Excerpts from a figure dataset
┄┄┄┄┄┄

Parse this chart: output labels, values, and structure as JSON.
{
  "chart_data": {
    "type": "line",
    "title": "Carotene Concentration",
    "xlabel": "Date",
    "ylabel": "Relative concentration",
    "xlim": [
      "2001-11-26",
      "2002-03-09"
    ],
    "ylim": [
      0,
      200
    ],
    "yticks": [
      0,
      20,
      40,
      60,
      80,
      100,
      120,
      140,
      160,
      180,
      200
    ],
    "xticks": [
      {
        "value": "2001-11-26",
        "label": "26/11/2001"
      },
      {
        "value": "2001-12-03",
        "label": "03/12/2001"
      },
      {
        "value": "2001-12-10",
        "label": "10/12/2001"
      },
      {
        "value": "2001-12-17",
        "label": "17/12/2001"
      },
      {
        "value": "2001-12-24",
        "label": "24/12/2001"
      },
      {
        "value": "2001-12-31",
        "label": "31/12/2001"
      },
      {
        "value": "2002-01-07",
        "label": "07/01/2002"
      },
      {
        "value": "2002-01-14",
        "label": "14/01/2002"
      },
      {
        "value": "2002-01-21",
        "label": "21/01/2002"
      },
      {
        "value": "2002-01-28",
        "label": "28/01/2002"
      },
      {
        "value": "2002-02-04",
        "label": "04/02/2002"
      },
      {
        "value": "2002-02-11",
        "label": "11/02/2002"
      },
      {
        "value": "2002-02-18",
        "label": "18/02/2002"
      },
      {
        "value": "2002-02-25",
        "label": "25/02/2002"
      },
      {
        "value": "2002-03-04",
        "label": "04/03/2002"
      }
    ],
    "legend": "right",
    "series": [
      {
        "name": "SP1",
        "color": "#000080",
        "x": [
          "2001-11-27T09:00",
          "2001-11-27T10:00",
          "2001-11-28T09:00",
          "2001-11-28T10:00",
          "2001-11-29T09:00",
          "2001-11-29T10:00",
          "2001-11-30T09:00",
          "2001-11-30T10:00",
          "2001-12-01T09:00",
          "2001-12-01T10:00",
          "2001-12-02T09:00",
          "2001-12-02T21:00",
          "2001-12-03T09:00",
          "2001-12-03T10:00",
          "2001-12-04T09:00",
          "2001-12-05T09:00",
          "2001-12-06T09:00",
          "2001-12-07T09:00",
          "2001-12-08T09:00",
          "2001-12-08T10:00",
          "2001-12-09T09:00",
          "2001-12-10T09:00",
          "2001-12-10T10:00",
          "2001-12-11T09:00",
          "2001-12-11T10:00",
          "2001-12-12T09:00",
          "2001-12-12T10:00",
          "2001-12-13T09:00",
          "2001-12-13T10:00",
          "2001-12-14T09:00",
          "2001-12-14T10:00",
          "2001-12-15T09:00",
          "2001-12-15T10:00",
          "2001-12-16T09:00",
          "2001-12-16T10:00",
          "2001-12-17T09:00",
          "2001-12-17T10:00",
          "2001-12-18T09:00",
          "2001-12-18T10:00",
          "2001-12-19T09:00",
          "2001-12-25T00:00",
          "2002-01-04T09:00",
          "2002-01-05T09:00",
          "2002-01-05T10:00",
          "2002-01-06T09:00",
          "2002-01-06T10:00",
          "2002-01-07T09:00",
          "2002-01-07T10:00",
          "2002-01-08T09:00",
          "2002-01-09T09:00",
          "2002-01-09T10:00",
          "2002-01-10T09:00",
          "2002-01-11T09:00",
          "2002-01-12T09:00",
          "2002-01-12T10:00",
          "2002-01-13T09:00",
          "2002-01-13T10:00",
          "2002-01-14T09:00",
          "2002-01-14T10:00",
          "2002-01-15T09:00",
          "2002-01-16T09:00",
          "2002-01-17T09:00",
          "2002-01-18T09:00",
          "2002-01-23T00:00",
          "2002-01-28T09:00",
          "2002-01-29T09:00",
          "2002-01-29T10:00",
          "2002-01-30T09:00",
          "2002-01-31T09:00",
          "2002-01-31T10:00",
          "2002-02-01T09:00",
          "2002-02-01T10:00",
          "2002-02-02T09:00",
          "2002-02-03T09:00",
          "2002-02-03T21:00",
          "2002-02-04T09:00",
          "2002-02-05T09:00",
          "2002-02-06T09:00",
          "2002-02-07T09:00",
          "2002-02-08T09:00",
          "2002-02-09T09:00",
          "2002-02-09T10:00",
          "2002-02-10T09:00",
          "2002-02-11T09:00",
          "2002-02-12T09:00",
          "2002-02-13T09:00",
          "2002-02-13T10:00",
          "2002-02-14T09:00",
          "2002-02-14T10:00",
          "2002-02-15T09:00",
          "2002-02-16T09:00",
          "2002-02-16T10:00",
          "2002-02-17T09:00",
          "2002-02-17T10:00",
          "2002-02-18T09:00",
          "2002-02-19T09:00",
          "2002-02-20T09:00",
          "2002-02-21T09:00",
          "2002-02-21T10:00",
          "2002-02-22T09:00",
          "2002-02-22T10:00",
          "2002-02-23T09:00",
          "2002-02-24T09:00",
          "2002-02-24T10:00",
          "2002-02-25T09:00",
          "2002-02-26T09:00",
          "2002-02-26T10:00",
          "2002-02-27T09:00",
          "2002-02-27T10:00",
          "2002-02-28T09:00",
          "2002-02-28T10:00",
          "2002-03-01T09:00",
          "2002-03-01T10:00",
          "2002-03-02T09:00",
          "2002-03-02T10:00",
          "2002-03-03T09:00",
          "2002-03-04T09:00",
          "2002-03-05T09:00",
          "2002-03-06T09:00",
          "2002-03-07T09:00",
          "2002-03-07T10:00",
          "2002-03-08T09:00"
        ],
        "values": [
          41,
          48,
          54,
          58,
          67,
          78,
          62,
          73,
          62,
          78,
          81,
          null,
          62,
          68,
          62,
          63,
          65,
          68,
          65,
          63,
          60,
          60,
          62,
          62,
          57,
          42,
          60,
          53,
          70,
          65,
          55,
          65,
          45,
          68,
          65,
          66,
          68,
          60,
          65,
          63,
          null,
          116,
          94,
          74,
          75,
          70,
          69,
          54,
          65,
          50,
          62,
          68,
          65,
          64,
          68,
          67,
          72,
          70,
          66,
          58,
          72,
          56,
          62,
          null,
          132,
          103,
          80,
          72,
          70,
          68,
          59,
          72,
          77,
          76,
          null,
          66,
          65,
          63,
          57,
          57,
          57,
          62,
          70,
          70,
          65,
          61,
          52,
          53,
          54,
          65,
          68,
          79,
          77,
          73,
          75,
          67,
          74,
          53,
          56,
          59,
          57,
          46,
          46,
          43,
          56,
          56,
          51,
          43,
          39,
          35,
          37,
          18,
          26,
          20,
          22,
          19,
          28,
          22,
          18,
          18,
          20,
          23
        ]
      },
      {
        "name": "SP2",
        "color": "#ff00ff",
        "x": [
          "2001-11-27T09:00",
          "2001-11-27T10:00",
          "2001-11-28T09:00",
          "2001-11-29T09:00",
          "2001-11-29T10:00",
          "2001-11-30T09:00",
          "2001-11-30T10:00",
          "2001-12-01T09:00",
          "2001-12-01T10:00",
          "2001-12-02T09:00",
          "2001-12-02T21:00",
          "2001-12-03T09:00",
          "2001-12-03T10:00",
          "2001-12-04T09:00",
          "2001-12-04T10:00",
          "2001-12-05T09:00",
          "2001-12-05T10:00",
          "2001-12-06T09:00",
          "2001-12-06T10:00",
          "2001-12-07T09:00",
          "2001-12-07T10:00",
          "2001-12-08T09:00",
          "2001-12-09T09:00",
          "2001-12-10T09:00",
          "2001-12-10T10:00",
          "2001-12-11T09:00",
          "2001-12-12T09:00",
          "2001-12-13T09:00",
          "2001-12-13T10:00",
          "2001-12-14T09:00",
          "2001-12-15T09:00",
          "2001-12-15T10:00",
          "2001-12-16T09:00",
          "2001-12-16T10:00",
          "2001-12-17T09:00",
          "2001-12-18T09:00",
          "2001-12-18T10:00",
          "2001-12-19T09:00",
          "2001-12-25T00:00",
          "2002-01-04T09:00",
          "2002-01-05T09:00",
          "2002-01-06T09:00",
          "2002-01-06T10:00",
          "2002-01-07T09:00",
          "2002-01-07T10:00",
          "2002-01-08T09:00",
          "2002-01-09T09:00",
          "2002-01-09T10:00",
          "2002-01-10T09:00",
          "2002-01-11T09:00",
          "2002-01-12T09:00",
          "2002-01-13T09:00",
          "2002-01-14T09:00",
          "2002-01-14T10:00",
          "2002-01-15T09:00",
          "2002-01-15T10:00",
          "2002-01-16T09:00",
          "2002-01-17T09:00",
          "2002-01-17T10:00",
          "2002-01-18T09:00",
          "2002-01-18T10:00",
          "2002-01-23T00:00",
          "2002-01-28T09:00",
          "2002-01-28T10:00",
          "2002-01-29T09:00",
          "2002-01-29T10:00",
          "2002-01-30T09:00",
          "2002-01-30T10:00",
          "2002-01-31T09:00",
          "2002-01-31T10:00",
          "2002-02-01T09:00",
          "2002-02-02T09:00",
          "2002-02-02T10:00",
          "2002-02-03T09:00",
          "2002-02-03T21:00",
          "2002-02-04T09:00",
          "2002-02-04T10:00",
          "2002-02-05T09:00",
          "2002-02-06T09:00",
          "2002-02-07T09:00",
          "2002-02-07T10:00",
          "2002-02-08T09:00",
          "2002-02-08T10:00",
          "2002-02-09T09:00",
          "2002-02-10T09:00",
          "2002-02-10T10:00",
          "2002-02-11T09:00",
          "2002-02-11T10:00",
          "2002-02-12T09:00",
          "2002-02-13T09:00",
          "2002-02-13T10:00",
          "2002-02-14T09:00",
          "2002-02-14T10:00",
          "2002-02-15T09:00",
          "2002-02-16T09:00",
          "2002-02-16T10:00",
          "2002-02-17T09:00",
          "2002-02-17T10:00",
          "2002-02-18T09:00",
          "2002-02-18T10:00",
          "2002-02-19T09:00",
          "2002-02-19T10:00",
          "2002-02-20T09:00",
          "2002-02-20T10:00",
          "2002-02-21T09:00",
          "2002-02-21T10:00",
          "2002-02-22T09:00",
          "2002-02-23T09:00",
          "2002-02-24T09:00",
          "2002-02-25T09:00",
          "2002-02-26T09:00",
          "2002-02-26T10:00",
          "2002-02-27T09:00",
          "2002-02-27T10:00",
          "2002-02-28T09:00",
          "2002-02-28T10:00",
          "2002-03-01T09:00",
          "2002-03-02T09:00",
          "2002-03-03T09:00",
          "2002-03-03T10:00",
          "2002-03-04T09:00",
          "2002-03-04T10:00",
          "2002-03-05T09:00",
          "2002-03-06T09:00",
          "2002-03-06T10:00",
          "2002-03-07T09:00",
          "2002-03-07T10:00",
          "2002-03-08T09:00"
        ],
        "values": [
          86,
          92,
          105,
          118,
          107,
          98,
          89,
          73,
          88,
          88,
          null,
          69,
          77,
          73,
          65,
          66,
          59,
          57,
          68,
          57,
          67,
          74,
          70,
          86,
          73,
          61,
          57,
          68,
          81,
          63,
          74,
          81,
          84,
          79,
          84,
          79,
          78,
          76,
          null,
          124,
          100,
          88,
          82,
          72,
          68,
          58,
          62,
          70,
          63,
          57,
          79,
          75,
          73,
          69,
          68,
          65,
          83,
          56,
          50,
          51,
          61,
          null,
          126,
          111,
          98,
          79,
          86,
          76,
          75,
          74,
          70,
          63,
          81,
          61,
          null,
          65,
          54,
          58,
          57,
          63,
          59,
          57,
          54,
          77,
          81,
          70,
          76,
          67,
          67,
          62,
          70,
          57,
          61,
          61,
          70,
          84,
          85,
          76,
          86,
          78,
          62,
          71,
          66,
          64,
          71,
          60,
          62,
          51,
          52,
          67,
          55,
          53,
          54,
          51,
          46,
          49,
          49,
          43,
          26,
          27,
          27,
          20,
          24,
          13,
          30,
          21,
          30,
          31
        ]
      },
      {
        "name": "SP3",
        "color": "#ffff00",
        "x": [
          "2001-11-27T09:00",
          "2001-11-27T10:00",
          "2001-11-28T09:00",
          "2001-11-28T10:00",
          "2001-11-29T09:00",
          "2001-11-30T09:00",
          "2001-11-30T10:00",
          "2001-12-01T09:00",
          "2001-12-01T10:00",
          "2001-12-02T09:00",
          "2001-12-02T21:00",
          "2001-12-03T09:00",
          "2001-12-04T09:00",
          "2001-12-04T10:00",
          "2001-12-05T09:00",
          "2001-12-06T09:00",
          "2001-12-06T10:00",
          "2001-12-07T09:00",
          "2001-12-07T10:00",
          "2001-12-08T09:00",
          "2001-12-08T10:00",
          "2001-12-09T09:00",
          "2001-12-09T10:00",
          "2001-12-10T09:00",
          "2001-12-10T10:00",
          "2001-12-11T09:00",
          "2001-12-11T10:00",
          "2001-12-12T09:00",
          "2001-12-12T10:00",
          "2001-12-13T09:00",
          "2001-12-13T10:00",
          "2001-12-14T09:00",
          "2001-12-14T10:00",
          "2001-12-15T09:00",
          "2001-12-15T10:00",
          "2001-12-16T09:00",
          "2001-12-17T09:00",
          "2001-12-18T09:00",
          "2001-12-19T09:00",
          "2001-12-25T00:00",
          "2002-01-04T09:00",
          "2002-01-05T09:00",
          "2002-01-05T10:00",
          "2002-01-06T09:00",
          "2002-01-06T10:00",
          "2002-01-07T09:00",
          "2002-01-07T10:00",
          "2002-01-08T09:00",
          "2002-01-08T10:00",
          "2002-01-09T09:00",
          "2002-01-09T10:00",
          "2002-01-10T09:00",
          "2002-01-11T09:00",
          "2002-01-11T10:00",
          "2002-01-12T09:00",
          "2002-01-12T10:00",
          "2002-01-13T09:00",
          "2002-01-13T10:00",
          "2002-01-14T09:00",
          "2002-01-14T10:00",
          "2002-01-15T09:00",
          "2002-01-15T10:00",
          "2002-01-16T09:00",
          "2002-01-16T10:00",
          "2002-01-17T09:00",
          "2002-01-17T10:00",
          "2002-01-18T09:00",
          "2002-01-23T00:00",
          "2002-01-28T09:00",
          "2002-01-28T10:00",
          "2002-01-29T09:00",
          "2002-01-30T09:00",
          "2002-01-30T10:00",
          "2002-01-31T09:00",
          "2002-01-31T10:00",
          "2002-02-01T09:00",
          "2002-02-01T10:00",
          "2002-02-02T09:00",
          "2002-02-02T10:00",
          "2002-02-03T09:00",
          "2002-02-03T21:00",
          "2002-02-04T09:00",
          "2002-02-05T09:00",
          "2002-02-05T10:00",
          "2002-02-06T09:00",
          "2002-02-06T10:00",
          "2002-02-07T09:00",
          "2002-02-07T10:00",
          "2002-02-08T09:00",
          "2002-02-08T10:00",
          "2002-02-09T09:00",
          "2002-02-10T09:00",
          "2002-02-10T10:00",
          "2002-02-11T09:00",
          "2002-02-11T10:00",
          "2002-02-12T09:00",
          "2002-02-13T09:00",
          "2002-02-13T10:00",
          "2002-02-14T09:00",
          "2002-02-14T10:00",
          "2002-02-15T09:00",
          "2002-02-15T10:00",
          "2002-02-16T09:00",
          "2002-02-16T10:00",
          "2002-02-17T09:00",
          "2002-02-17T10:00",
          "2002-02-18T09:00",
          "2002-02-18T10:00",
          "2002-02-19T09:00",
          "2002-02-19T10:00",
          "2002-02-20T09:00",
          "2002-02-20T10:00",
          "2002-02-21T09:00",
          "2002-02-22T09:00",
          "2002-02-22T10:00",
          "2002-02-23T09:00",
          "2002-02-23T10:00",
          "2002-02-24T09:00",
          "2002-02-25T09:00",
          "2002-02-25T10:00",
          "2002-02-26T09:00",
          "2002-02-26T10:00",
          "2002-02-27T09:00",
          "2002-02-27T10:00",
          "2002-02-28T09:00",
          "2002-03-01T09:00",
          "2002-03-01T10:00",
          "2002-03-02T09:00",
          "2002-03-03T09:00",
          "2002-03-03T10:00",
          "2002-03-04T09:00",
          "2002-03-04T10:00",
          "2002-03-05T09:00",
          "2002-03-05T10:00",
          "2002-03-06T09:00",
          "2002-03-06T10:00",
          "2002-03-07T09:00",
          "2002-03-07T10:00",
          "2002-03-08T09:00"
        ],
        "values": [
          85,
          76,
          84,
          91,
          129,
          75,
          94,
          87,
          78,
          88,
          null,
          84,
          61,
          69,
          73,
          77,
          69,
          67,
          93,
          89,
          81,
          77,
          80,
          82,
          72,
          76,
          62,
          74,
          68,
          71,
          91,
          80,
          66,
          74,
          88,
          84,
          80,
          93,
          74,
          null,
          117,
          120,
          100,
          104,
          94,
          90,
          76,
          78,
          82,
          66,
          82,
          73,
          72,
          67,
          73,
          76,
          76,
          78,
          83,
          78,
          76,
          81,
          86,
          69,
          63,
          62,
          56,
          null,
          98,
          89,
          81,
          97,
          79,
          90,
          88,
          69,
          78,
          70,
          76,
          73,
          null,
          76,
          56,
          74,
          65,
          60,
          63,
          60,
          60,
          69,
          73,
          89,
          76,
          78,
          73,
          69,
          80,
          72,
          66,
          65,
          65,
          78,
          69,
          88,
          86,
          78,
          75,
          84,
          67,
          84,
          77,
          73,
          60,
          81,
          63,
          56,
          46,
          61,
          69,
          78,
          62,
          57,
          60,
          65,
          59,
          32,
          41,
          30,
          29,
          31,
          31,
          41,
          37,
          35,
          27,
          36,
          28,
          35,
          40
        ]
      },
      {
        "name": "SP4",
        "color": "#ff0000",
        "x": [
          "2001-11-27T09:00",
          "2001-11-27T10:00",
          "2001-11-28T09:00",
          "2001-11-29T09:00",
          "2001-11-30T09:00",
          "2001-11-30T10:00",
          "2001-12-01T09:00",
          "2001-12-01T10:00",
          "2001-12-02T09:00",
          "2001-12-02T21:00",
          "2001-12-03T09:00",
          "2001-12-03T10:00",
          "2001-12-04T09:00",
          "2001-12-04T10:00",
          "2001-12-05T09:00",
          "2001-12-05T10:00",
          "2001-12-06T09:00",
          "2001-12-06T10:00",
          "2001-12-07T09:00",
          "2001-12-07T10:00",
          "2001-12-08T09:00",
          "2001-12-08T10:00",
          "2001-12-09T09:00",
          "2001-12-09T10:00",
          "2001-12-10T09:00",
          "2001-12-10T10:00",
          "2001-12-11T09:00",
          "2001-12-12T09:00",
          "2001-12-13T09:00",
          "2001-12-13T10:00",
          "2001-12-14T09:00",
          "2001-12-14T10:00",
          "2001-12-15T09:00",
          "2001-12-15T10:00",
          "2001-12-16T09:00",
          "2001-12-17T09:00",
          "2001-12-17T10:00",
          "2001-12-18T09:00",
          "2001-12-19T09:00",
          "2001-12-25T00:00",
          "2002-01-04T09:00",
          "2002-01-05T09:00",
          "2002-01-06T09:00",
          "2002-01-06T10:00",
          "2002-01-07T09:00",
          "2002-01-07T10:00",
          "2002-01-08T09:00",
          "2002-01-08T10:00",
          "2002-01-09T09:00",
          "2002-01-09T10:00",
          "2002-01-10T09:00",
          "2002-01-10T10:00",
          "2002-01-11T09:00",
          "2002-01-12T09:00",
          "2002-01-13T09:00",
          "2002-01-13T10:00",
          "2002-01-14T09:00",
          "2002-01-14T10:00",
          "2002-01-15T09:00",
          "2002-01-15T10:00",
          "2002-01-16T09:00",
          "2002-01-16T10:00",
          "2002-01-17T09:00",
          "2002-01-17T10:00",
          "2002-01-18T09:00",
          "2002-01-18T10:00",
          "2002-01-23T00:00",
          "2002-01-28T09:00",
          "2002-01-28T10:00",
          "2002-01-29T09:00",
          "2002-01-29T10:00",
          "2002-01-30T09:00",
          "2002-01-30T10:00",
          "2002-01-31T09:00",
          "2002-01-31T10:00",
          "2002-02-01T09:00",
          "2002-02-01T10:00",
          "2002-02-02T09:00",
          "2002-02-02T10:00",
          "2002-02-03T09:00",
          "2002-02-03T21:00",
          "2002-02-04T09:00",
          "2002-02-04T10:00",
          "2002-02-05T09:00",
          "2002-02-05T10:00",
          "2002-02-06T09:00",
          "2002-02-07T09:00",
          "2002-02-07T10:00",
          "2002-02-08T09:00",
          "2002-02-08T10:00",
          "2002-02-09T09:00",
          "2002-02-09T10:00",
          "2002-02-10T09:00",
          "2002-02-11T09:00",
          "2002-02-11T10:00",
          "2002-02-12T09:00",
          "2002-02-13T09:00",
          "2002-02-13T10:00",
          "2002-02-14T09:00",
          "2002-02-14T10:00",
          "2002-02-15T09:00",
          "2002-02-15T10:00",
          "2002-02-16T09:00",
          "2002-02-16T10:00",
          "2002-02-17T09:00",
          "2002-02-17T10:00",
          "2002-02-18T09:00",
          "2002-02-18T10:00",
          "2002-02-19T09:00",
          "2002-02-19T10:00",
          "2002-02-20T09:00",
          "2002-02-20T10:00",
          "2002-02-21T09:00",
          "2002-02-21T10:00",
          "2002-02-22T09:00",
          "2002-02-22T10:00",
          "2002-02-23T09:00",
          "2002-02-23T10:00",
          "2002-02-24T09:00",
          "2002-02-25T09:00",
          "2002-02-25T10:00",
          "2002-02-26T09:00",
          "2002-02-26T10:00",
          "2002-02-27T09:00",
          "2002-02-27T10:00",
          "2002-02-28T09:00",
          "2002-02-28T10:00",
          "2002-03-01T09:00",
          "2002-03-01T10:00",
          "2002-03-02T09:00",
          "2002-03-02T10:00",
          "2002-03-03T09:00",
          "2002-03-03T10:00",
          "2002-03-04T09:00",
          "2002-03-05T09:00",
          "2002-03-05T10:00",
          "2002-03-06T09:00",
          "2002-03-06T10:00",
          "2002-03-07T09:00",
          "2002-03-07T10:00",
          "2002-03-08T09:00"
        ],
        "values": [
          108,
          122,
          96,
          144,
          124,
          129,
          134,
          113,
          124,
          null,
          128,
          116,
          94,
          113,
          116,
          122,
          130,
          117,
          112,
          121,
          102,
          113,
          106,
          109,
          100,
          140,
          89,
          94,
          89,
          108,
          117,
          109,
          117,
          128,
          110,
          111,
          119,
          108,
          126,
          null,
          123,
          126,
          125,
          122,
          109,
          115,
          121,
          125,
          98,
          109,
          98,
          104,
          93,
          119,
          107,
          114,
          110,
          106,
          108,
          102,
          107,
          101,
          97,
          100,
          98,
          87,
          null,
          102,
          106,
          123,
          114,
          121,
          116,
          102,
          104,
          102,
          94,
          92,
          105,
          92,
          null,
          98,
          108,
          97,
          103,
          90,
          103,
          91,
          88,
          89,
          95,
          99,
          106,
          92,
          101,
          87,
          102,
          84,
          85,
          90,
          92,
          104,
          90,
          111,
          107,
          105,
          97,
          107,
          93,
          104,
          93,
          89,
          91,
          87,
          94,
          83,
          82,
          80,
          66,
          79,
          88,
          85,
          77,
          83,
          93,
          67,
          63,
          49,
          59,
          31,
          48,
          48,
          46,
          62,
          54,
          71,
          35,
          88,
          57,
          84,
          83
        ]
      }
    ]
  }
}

┄┄┄┄┄┄

PROBLEM DESCRIPTION
Gather every line from the entries above where the word "color" appears, and copy them.

RESULT
        "color": "#000080",
        "color": "#ff00ff",
        "color": "#ffff00",
        "color": "#ff0000",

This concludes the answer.